- DATA ENTRIES

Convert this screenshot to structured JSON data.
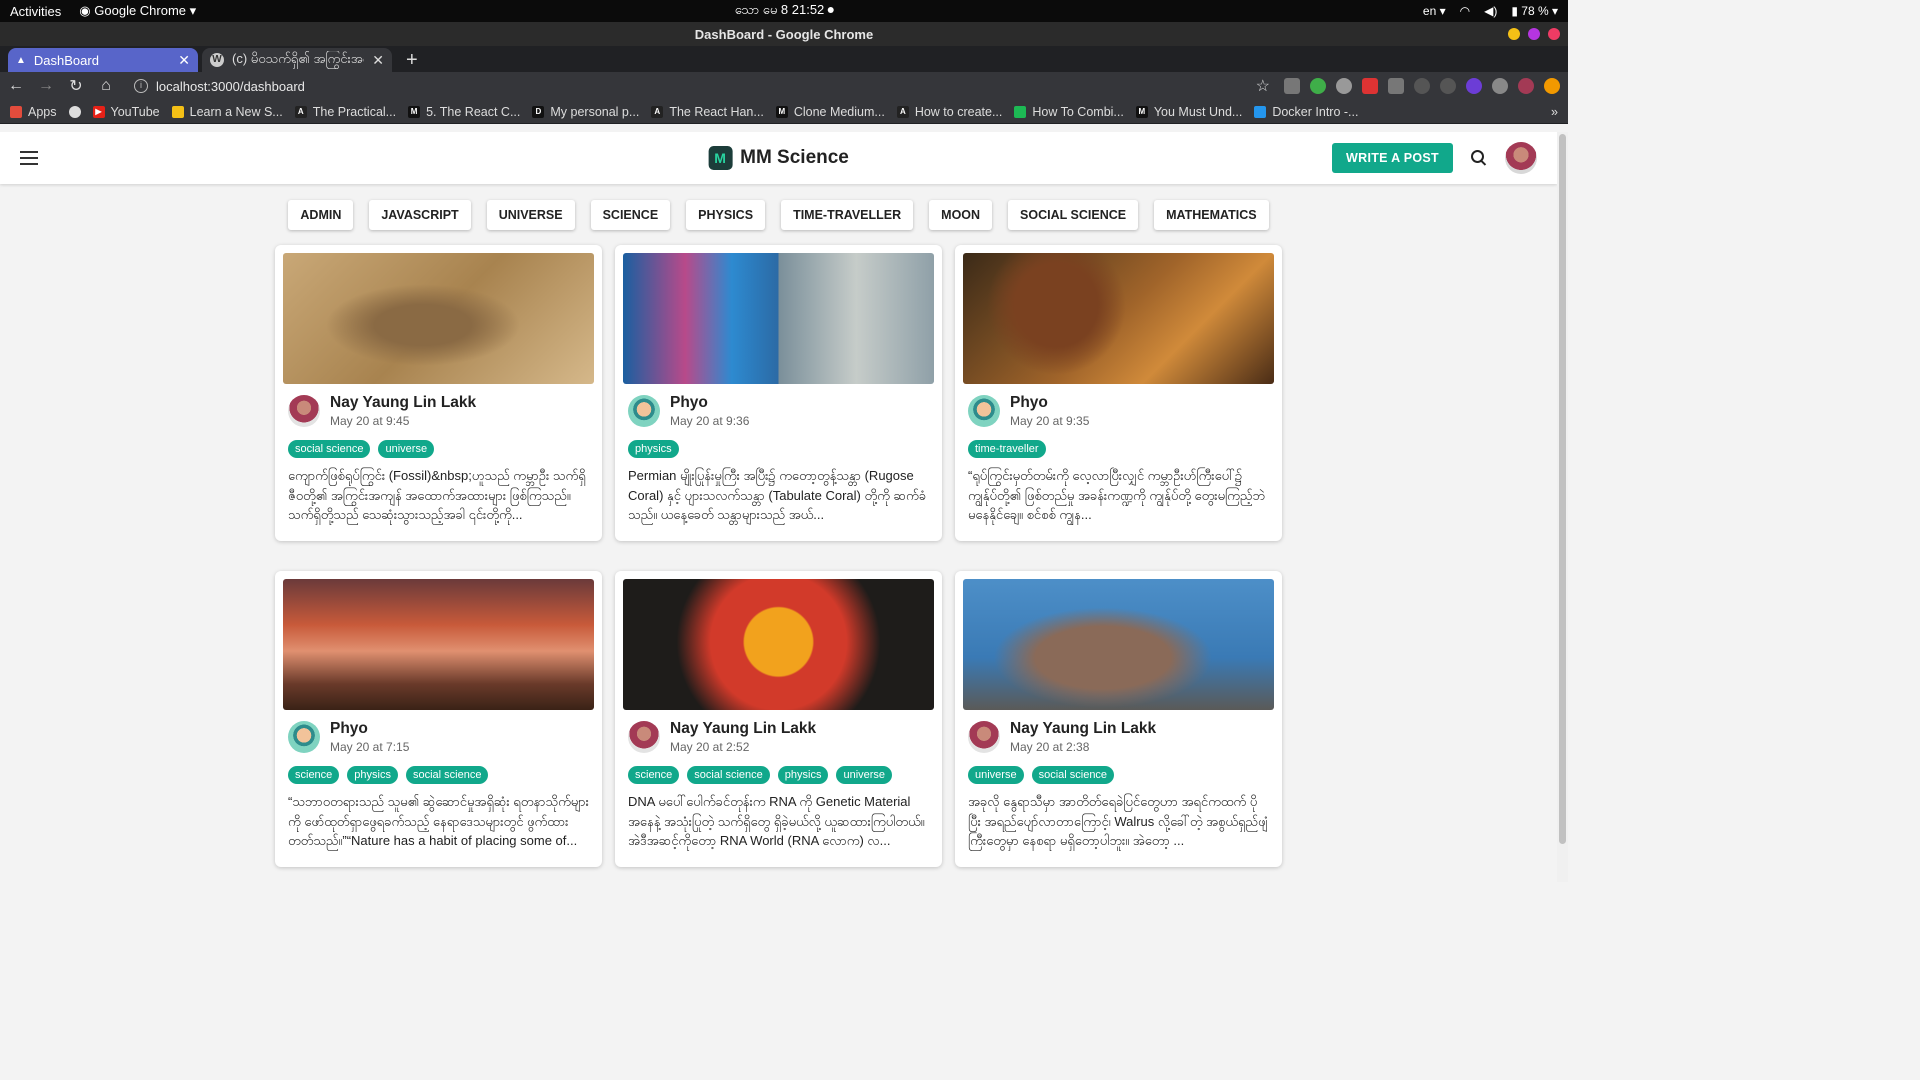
{
  "os_bar": {
    "activities": "Activities",
    "app": "Google Chrome",
    "clock": "သော မေ 8  21:52",
    "lang": "en",
    "battery": "78 %"
  },
  "window": {
    "title": "DashBoard - Google Chrome"
  },
  "tabs": [
    {
      "title": "DashBoard"
    },
    {
      "title": "(c) မိဝသက်ရှိ၏ အကြွင်းအကျ"
    }
  ],
  "url": "localhost:3000/dashboard",
  "bookmarks": [
    "Apps",
    "YouTube",
    "Learn a New S...",
    "The Practical...",
    "5. The React C...",
    "My personal p...",
    "The React Han...",
    "Clone Medium...",
    "How to create...",
    "How To Combi...",
    "You Must Und...",
    "Docker Intro -..."
  ],
  "app": {
    "brand": "MM Science",
    "write_button": "WRITE A POST",
    "categories": [
      "ADMIN",
      "JAVASCRIPT",
      "UNIVERSE",
      "SCIENCE",
      "PHYSICS",
      "TIME-TRAVELLER",
      "MOON",
      "SOCIAL SCIENCE",
      "MATHEMATICS"
    ]
  },
  "posts": [
    {
      "author": "Nay Yaung Lin Lakk",
      "date": "May 20 at 9:45",
      "tags": [
        "social science",
        "universe"
      ],
      "excerpt": "ကျောက်ဖြစ်ရုပ်ကြွင်း (Fossil)&nbsp;ဟူသည် ကမ္ဘာဦး သက်ရှိဇီဝတို့၏ အကြွင်းအကျန် အထောက်အထားများ ဖြစ်ကြသည်။ သက်ရှိတို့သည် သေဆုံးသွားသည့်အခါ ၎င်းတို့ကို..."
    },
    {
      "author": "Phyo",
      "date": "May 20 at 9:36",
      "tags": [
        "physics"
      ],
      "excerpt": "Permian မျိုးပြုန်းမှုကြီး အပြီး၌ ကတော့တွန့်သန္တာ (Rugose Coral) နှင့် ပျားသလက်သန္တာ (Tabulate Coral) တို့ကို ဆက်ခံသည်။ ယနေ့ခေတ် သန္တာများသည် အယ်..."
    },
    {
      "author": "Phyo",
      "date": "May 20 at 9:35",
      "tags": [
        "time-traveller"
      ],
      "excerpt": "“ရုပ်ကြွင်းမှတ်တမ်းကို လေ့လာပြီးလျှင် ကမ္ဘာဦးဟ်ကြီးပေါ်၌ ကျွန်ုပ်တို့၏ ဖြစ်တည်မှု အခန်းကဏ္ဍကို ကျွန်ုပ်တို့ တွေးမကြည့်ဘဲ မနေနိုင်ချေ။ စင်စစ် ကျွန..."
    },
    {
      "author": "Phyo",
      "date": "May 20 at 7:15",
      "tags": [
        "science",
        "physics",
        "social science"
      ],
      "excerpt": "“သဘာဝတရားသည် သူမ၏ ဆွဲဆောင်မှုအရှိဆုံး ရတနာသိုက်များကို ဖော်ထုတ်ရှာဖွေရခက်သည့် နေရာဒေသများတွင် ဖွက်ထားတတ်သည်။”“Nature has a habit of placing some of..."
    },
    {
      "author": "Nay Yaung Lin Lakk",
      "date": "May 20 at 2:52",
      "tags": [
        "science",
        "social science",
        "physics",
        "universe"
      ],
      "excerpt": "DNA မပေါ်ပေါက်ခင်တုန်းက RNA ကို Genetic Material အနေနဲ့ အသုံးပြုတဲ့ သက်ရှိတွေ ရှိခဲ့မယ်လို့ ယူဆထားကြပါတယ်။ အဲဒီအဆင့်ကိုတော့ RNA World (RNA လောက) လ..."
    },
    {
      "author": "Nay Yaung Lin Lakk",
      "date": "May 20 at 2:38",
      "tags": [
        "universe",
        "social science"
      ],
      "excerpt": "အခုလို နွေရာသီမှာ အာတိတ်ရေခဲပြင်တွေဟာ အရင်ကထက် ပိုပြီး အရည်ပျော်လာတာကြောင့်၊ Walrus လို့ခေါ်တဲ့ အစွယ်ရှည်ဖျံကြီးတွေမှာ နေစရာ မရှိတော့ပါဘူး။ အဲတော့ ..."
    }
  ]
}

- EXERCISE
Your task is an exact transcription of all the data, minus the pictures.

- REPLY
Convert this screenshot to structured JSON data.
{
  "os_bar": {
    "activities": "Activities",
    "app": "Google Chrome",
    "clock": "သော မေ 8  21:52",
    "lang": "en",
    "battery": "78 %"
  },
  "window": {
    "title": "DashBoard - Google Chrome"
  },
  "tabs": [
    {
      "title": "DashBoard"
    },
    {
      "title": "(c) မိဝသက်ရှိ၏ အကြွင်းအကျ"
    }
  ],
  "url": "localhost:3000/dashboard",
  "bookmarks": [
    "Apps",
    "YouTube",
    "Learn a New S...",
    "The Practical...",
    "5. The React C...",
    "My personal p...",
    "The React Han...",
    "Clone Medium...",
    "How to create...",
    "How To Combi...",
    "You Must Und...",
    "Docker Intro -..."
  ],
  "app": {
    "brand": "MM Science",
    "write_button": "WRITE A POST",
    "categories": [
      "ADMIN",
      "JAVASCRIPT",
      "UNIVERSE",
      "SCIENCE",
      "PHYSICS",
      "TIME-TRAVELLER",
      "MOON",
      "SOCIAL SCIENCE",
      "MATHEMATICS"
    ]
  },
  "posts": [
    {
      "author": "Nay Yaung Lin Lakk",
      "date": "May 20 at 9:45",
      "tags": [
        "social science",
        "universe"
      ],
      "excerpt": "ကျောက်ဖြစ်ရုပ်ကြွင်း (Fossil)&nbsp;ဟူသည် ကမ္ဘာဦး သက်ရှိဇီဝတို့၏ အကြွင်းအကျန် အထောက်အထားများ ဖြစ်ကြသည်။ သက်ရှိတို့သည် သေဆုံးသွားသည့်အခါ ၎င်းတို့ကို..."
    },
    {
      "author": "Phyo",
      "date": "May 20 at 9:36",
      "tags": [
        "physics"
      ],
      "excerpt": "Permian မျိုးပြုန်းမှုကြီး အပြီး၌ ကတော့တွန့်သန္တာ (Rugose Coral) နှင့် ပျားသလက်သန္တာ (Tabulate Coral) တို့ကို ဆက်ခံသည်။ ယနေ့ခေတ် သန္တာများသည် အယ်..."
    },
    {
      "author": "Phyo",
      "date": "May 20 at 9:35",
      "tags": [
        "time-traveller"
      ],
      "excerpt": "“ရုပ်ကြွင်းမှတ်တမ်းကို လေ့လာပြီးလျှင် ကမ္ဘာဦးဟ်ကြီးပေါ်၌ ကျွန်ုပ်တို့၏ ဖြစ်တည်မှု အခန်းကဏ္ဍကို ကျွန်ုပ်တို့ တွေးမကြည့်ဘဲ မနေနိုင်ချေ။ စင်စစ် ကျွန..."
    },
    {
      "author": "Phyo",
      "date": "May 20 at 7:15",
      "tags": [
        "science",
        "physics",
        "social science"
      ],
      "excerpt": "“သဘာဝတရားသည် သူမ၏ ဆွဲဆောင်မှုအရှိဆုံး ရတနာသိုက်များကို ဖော်ထုတ်ရှာဖွေရခက်သည့် နေရာဒေသများတွင် ဖွက်ထားတတ်သည်။”“Nature has a habit of placing some of..."
    },
    {
      "author": "Nay Yaung Lin Lakk",
      "date": "May 20 at 2:52",
      "tags": [
        "science",
        "social science",
        "physics",
        "universe"
      ],
      "excerpt": "DNA မပေါ်ပေါက်ခင်တုန်းက RNA ကို Genetic Material အနေနဲ့ အသုံးပြုတဲ့ သက်ရှိတွေ ရှိခဲ့မယ်လို့ ယူဆထားကြပါတယ်။ အဲဒီအဆင့်ကိုတော့ RNA World (RNA လောက) လ..."
    },
    {
      "author": "Nay Yaung Lin Lakk",
      "date": "May 20 at 2:38",
      "tags": [
        "universe",
        "social science"
      ],
      "excerpt": "အခုလို နွေရာသီမှာ အာတိတ်ရေခဲပြင်တွေဟာ အရင်ကထက် ပိုပြီး အရည်ပျော်လာတာကြောင့်၊ Walrus လို့ခေါ်တဲ့ အစွယ်ရှည်ဖျံကြီးတွေမှာ နေစရာ မရှိတော့ပါဘူး။ အဲတော့ ..."
    }
  ]
}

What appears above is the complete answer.